Copy out each line below that has the word "type" in it.

--- Material provided ---

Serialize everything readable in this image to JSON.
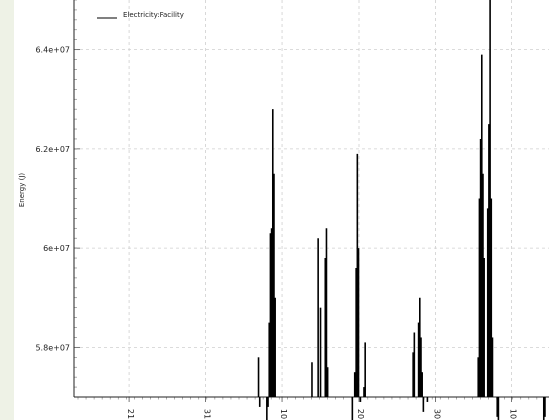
{
  "chart_data": {
    "type": "line",
    "title": "",
    "xlabel": "",
    "ylabel": "Energy (J)",
    "ylim": [
      57000000,
      65000000
    ],
    "y_ticks": [
      {
        "value": 58000000,
        "label": "5.8e+07"
      },
      {
        "value": 60000000,
        "label": "6e+07"
      },
      {
        "value": 62000000,
        "label": "6.2e+07"
      },
      {
        "value": 64000000,
        "label": "6.4e+07"
      }
    ],
    "x_range": [
      0,
      100
    ],
    "x_ticks": [
      {
        "value": 11.6,
        "label": "21"
      },
      {
        "value": 27.7,
        "label": "31"
      },
      {
        "value": 43.8,
        "label": "10"
      },
      {
        "value": 60.0,
        "label": "20"
      },
      {
        "value": 76.1,
        "label": "30"
      },
      {
        "value": 92.1,
        "label": "10"
      }
    ],
    "grid": true,
    "legend_position": "top-left",
    "series": [
      {
        "name": "Electricity:Facility",
        "color": "#000000",
        "spikes": [
          [
            38.85,
            57800000
          ],
          [
            39.1,
            56800000
          ],
          [
            40.6,
            56500000
          ],
          [
            40.85,
            56800000
          ],
          [
            41.1,
            58500000
          ],
          [
            41.35,
            60300000
          ],
          [
            41.6,
            60400000
          ],
          [
            41.85,
            62800000
          ],
          [
            42.1,
            61500000
          ],
          [
            42.35,
            59000000
          ],
          [
            50.1,
            57700000
          ],
          [
            50.35,
            57000000
          ],
          [
            51.4,
            60200000
          ],
          [
            51.65,
            57000000
          ],
          [
            51.9,
            58800000
          ],
          [
            52.9,
            59800000
          ],
          [
            53.15,
            60400000
          ],
          [
            53.4,
            57600000
          ],
          [
            58.6,
            56500000
          ],
          [
            59.1,
            57500000
          ],
          [
            59.4,
            59600000
          ],
          [
            59.65,
            61900000
          ],
          [
            59.9,
            60000000
          ],
          [
            60.3,
            56900000
          ],
          [
            61.05,
            57200000
          ],
          [
            61.3,
            58100000
          ],
          [
            61.55,
            57000000
          ],
          [
            71.4,
            57900000
          ],
          [
            71.65,
            58300000
          ],
          [
            72.55,
            58500000
          ],
          [
            72.8,
            59000000
          ],
          [
            73.05,
            58200000
          ],
          [
            73.3,
            57500000
          ],
          [
            73.55,
            56700000
          ],
          [
            74.15,
            57000000
          ],
          [
            74.4,
            56900000
          ],
          [
            85.1,
            57800000
          ],
          [
            85.35,
            61000000
          ],
          [
            85.6,
            62200000
          ],
          [
            85.85,
            63900000
          ],
          [
            86.1,
            61500000
          ],
          [
            86.35,
            59800000
          ],
          [
            87.1,
            60800000
          ],
          [
            87.35,
            62500000
          ],
          [
            87.6,
            65500000
          ],
          [
            87.85,
            61000000
          ],
          [
            88.1,
            58200000
          ],
          [
            89.1,
            56600000
          ],
          [
            89.35,
            56500000
          ],
          [
            98.9,
            56400000
          ],
          [
            99.15,
            56600000
          ]
        ]
      }
    ]
  }
}
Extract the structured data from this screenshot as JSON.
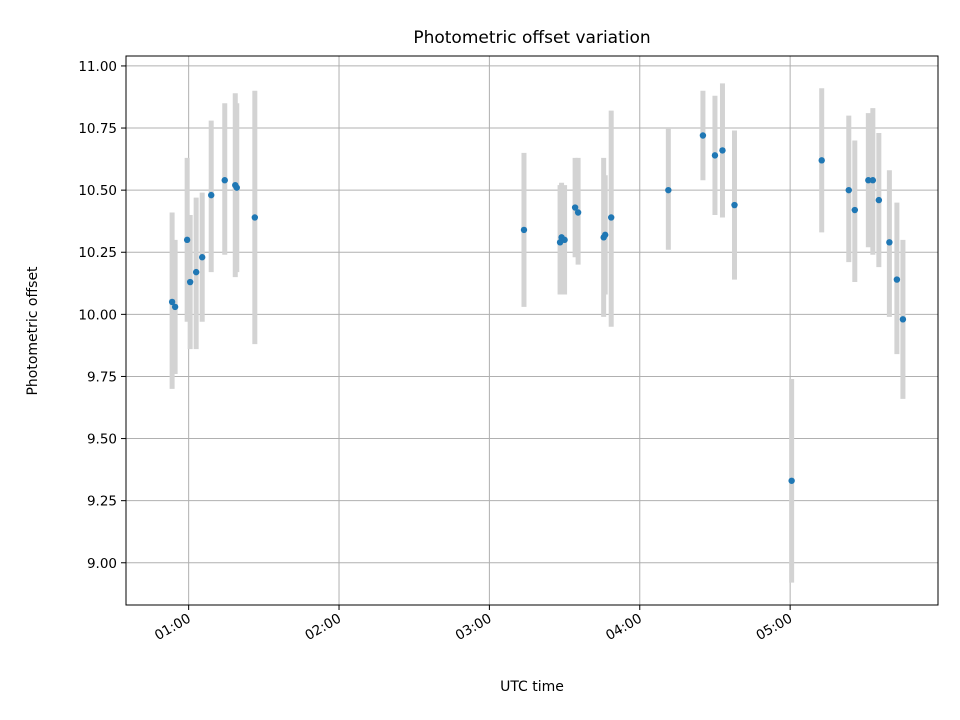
{
  "chart_data": {
    "type": "scatter",
    "title": "Photometric offset variation",
    "xlabel": "UTC time",
    "ylabel": "Photometric offset",
    "x_unit": "UTC time (HH:MM)",
    "xlim": [
      "00:35",
      "05:59"
    ],
    "ylim": [
      8.83,
      11.04
    ],
    "x_ticks": [
      "01:00",
      "02:00",
      "03:00",
      "04:00",
      "05:00"
    ],
    "y_ticks": [
      "9.00",
      "9.25",
      "9.50",
      "9.75",
      "10.00",
      "10.25",
      "10.50",
      "10.75",
      "11.00"
    ],
    "grid": true,
    "marker_color": "#1f77b4",
    "errorbar_color": "#d3d3d3",
    "points": [
      {
        "x": "00:53:24",
        "y": 10.05,
        "err_low": 9.7,
        "err_high": 10.41
      },
      {
        "x": "00:54:36",
        "y": 10.03,
        "err_low": 9.76,
        "err_high": 10.3
      },
      {
        "x": "00:59:24",
        "y": 10.3,
        "err_low": 9.97,
        "err_high": 10.63
      },
      {
        "x": "01:00:36",
        "y": 10.13,
        "err_low": 9.86,
        "err_high": 10.4
      },
      {
        "x": "01:03:00",
        "y": 10.17,
        "err_low": 9.86,
        "err_high": 10.47
      },
      {
        "x": "01:05:24",
        "y": 10.23,
        "err_low": 9.97,
        "err_high": 10.49
      },
      {
        "x": "01:09:00",
        "y": 10.48,
        "err_low": 10.17,
        "err_high": 10.78
      },
      {
        "x": "01:14:24",
        "y": 10.54,
        "err_low": 10.24,
        "err_high": 10.85
      },
      {
        "x": "01:18:36",
        "y": 10.52,
        "err_low": 10.15,
        "err_high": 10.89
      },
      {
        "x": "01:19:12",
        "y": 10.51,
        "err_low": 10.17,
        "err_high": 10.85
      },
      {
        "x": "01:26:24",
        "y": 10.39,
        "err_low": 9.88,
        "err_high": 10.9
      },
      {
        "x": "03:13:48",
        "y": 10.34,
        "err_low": 10.03,
        "err_high": 10.65
      },
      {
        "x": "03:28:12",
        "y": 10.29,
        "err_low": 10.08,
        "err_high": 10.52
      },
      {
        "x": "03:28:48",
        "y": 10.31,
        "err_low": 10.08,
        "err_high": 10.53
      },
      {
        "x": "03:30:00",
        "y": 10.3,
        "err_low": 10.08,
        "err_high": 10.52
      },
      {
        "x": "03:34:12",
        "y": 10.43,
        "err_low": 10.23,
        "err_high": 10.63
      },
      {
        "x": "03:35:24",
        "y": 10.41,
        "err_low": 10.2,
        "err_high": 10.63
      },
      {
        "x": "03:45:36",
        "y": 10.31,
        "err_low": 9.99,
        "err_high": 10.63
      },
      {
        "x": "03:46:12",
        "y": 10.32,
        "err_low": 10.08,
        "err_high": 10.56
      },
      {
        "x": "03:48:36",
        "y": 10.39,
        "err_low": 9.95,
        "err_high": 10.82
      },
      {
        "x": "04:11:24",
        "y": 10.5,
        "err_low": 10.26,
        "err_high": 10.75
      },
      {
        "x": "04:25:12",
        "y": 10.72,
        "err_low": 10.54,
        "err_high": 10.9
      },
      {
        "x": "04:30:00",
        "y": 10.64,
        "err_low": 10.4,
        "err_high": 10.88
      },
      {
        "x": "04:33:00",
        "y": 10.66,
        "err_low": 10.39,
        "err_high": 10.93
      },
      {
        "x": "04:37:48",
        "y": 10.44,
        "err_low": 10.14,
        "err_high": 10.74
      },
      {
        "x": "05:00:36",
        "y": 9.33,
        "err_low": 8.92,
        "err_high": 9.74
      },
      {
        "x": "05:12:36",
        "y": 10.62,
        "err_low": 10.33,
        "err_high": 10.91
      },
      {
        "x": "05:23:24",
        "y": 10.5,
        "err_low": 10.21,
        "err_high": 10.8
      },
      {
        "x": "05:25:48",
        "y": 10.42,
        "err_low": 10.13,
        "err_high": 10.7
      },
      {
        "x": "05:31:12",
        "y": 10.54,
        "err_low": 10.27,
        "err_high": 10.81
      },
      {
        "x": "05:33:00",
        "y": 10.54,
        "err_low": 10.24,
        "err_high": 10.83
      },
      {
        "x": "05:35:24",
        "y": 10.46,
        "err_low": 10.19,
        "err_high": 10.73
      },
      {
        "x": "05:39:36",
        "y": 10.29,
        "err_low": 9.99,
        "err_high": 10.58
      },
      {
        "x": "05:42:36",
        "y": 10.14,
        "err_low": 9.84,
        "err_high": 10.45
      },
      {
        "x": "05:45:00",
        "y": 9.98,
        "err_low": 9.66,
        "err_high": 10.3
      }
    ]
  }
}
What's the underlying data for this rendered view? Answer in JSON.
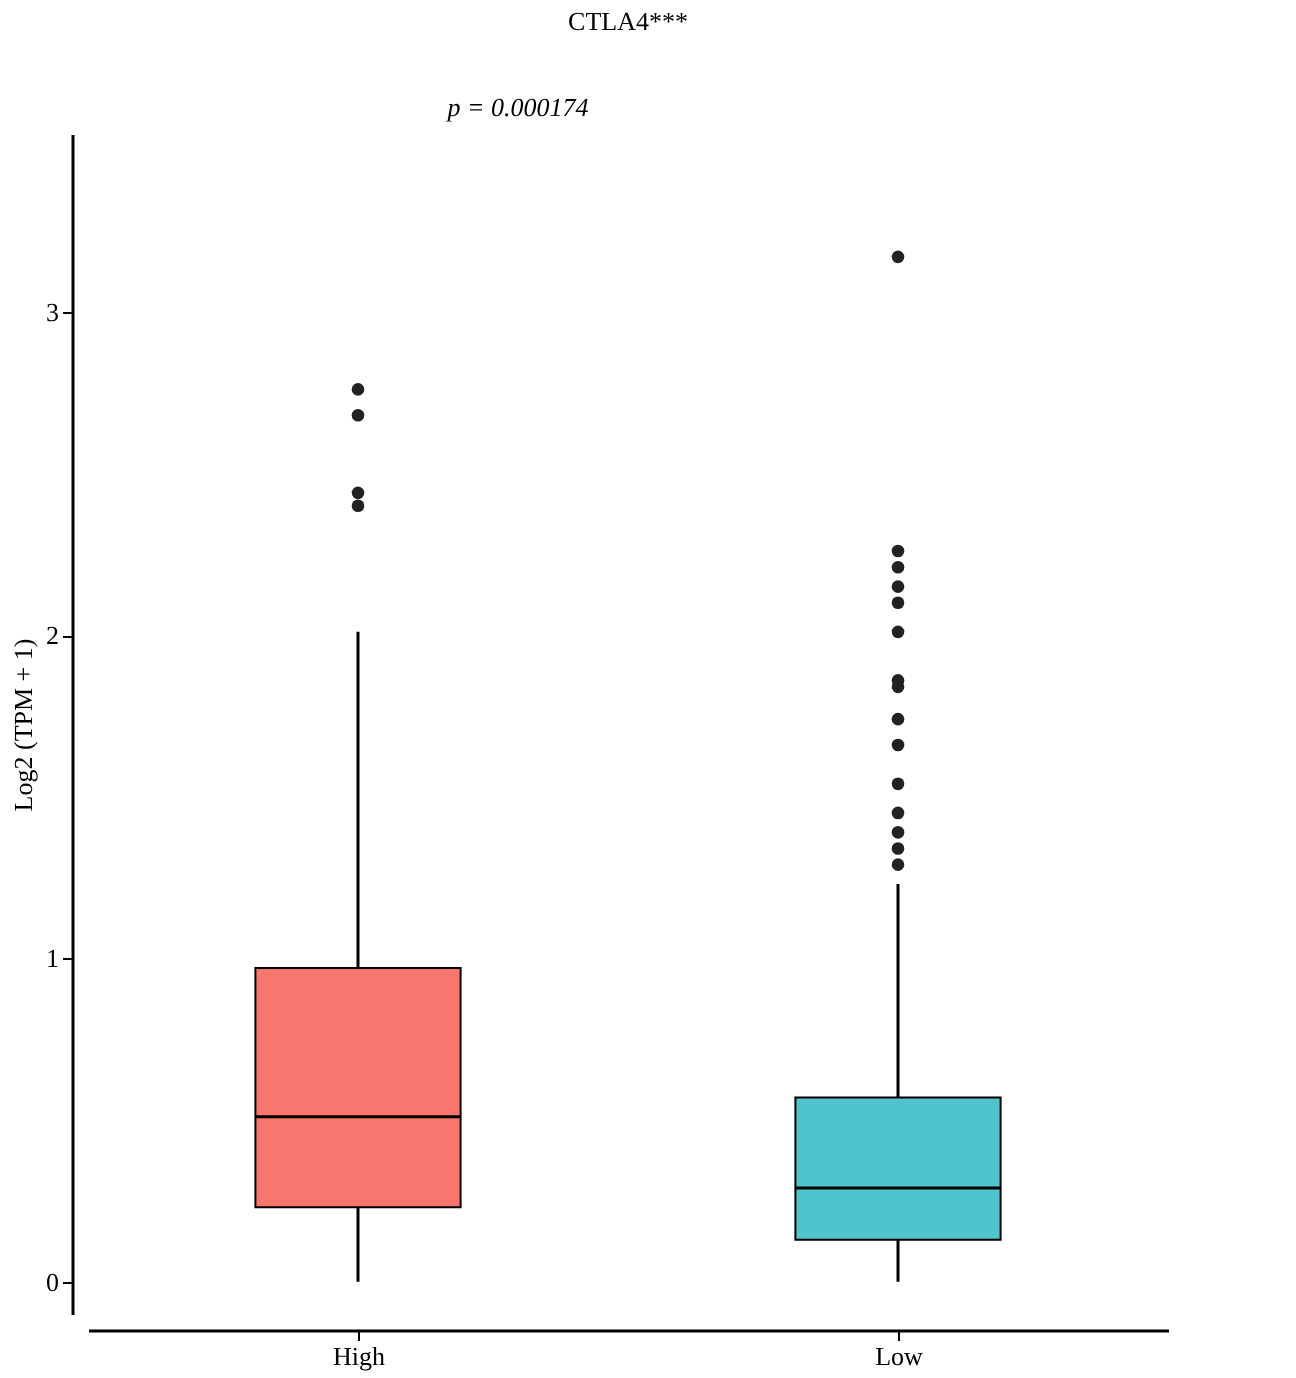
{
  "chart_data": {
    "type": "box",
    "title": "CTLA4***",
    "ylabel": "Log2 (TPM + 1)",
    "categories": [
      "High",
      "Low"
    ],
    "colors": [
      "#f8766d",
      "#4fc4cc"
    ],
    "boxes": [
      {
        "low": 0,
        "q1": 0.23,
        "median": 0.51,
        "q3": 0.97,
        "high": 2.01,
        "outliers": [
          2.4,
          2.44,
          2.68,
          2.76
        ]
      },
      {
        "low": 0,
        "q1": 0.13,
        "median": 0.29,
        "q3": 0.57,
        "high": 1.23,
        "outliers": [
          1.29,
          1.34,
          1.39,
          1.45,
          1.54,
          1.66,
          1.74,
          1.84,
          1.86,
          2.01,
          2.1,
          2.15,
          2.21,
          2.26,
          3.17
        ]
      }
    ],
    "ylim": [
      -0.1,
      3.55
    ],
    "yticks": [
      0,
      1,
      2,
      3
    ],
    "grid": false,
    "annotations": [
      "p = 0.000174"
    ]
  }
}
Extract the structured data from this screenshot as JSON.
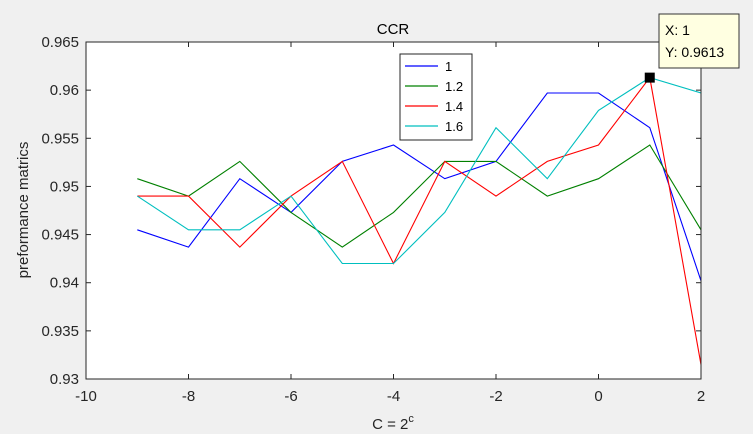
{
  "colors": {
    "figure_bg": "#f0f0f0",
    "axes_bg": "#ffffff",
    "axis_line": "#262626",
    "datatip_bg": "#ffffe1",
    "datatip_marker": "#000000"
  },
  "chart_data": {
    "type": "line",
    "title": "CCR",
    "xlabel_base": "C = 2",
    "xlabel_sup": "c",
    "ylabel": "preformance matrics",
    "xlim": [
      -10,
      2
    ],
    "ylim": [
      0.93,
      0.965
    ],
    "xticks": [
      -10,
      -8,
      -6,
      -4,
      -2,
      0,
      2
    ],
    "yticks": [
      0.93,
      0.935,
      0.94,
      0.945,
      0.95,
      0.955,
      0.96,
      0.965
    ],
    "xtick_labels": [
      "-10",
      "-8",
      "-6",
      "-4",
      "-2",
      "0",
      "2"
    ],
    "ytick_labels": [
      "0.93",
      "0.935",
      "0.94",
      "0.945",
      "0.95",
      "0.955",
      "0.96",
      "0.965"
    ],
    "grid": false,
    "legend_position": "top-center",
    "x": [
      -9,
      -8,
      -7,
      -6,
      -5,
      -4,
      -3,
      -2,
      -1,
      0,
      1,
      2
    ],
    "series": [
      {
        "name": "1",
        "color": "#0000ff",
        "values": [
          0.9455,
          0.9437,
          0.9508,
          0.9473,
          0.9526,
          0.9543,
          0.9508,
          0.9526,
          0.9597,
          0.9597,
          0.9561,
          0.9402
        ]
      },
      {
        "name": "1.2",
        "color": "#008000",
        "values": [
          0.9508,
          0.949,
          0.9526,
          0.9473,
          0.9437,
          0.9473,
          0.9526,
          0.9526,
          0.949,
          0.9508,
          0.9543,
          0.9455
        ]
      },
      {
        "name": "1.4",
        "color": "#ff0000",
        "values": [
          0.949,
          0.949,
          0.9437,
          0.949,
          0.9526,
          0.942,
          0.9526,
          0.949,
          0.9526,
          0.9543,
          0.9613,
          0.9315
        ]
      },
      {
        "name": "1.6",
        "color": "#00bfbf",
        "values": [
          0.949,
          0.9455,
          0.9455,
          0.949,
          0.942,
          0.942,
          0.9473,
          0.9561,
          0.9508,
          0.9579,
          0.9613,
          0.9597
        ]
      }
    ],
    "datatip": {
      "x": 1,
      "y": 0.9613,
      "line1": "X: 1",
      "line2": "Y: 0.9613"
    }
  }
}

---

§ Complete output
    "type": "line",
    "type": "scatter",
    "type": "box",
    "type": "line",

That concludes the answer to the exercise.